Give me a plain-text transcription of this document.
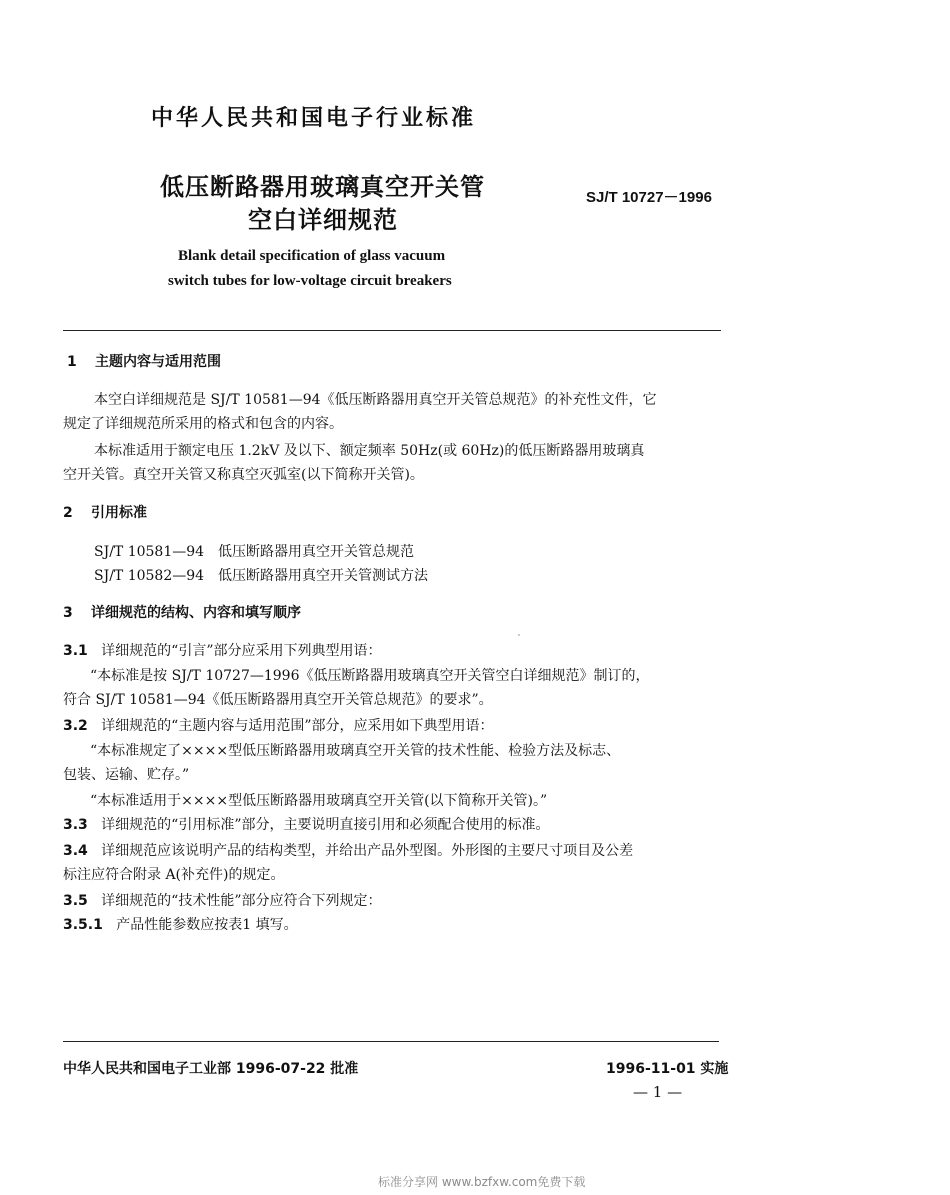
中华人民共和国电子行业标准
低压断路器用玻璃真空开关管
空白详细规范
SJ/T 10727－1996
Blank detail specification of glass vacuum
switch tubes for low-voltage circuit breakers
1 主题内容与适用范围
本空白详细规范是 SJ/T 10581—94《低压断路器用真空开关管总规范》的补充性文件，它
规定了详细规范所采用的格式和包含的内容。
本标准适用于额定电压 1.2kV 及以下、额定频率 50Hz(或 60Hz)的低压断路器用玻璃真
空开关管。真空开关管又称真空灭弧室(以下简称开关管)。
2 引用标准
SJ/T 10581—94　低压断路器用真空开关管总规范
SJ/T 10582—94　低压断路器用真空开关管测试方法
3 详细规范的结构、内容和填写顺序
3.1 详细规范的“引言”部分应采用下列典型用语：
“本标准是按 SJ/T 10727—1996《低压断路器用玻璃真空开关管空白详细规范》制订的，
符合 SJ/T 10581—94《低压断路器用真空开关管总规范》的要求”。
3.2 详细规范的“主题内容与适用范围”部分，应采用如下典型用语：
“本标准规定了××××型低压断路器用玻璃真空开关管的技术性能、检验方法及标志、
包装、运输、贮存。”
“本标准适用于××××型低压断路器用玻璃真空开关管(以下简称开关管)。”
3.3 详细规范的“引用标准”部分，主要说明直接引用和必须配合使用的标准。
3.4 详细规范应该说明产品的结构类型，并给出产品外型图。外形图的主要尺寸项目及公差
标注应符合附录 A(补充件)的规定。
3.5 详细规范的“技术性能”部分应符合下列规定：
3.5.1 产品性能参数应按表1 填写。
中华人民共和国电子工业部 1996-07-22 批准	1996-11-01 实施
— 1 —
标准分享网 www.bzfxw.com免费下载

• **WHAT THE EXERCISE ASKS**
Pick out the lines that have the word "低压断路器用真空开关管总规范". Copy them all.

• **SOLUTION TO THIS TASK**
本空白详细规范是 SJ/T 10581—94《低压断路器用真空开关管总规范》的补充性文件，它
SJ/T 10581—94　低压断路器用真空开关管总规范
符合 SJ/T 10581—94《低压断路器用真空开关管总规范》的要求”。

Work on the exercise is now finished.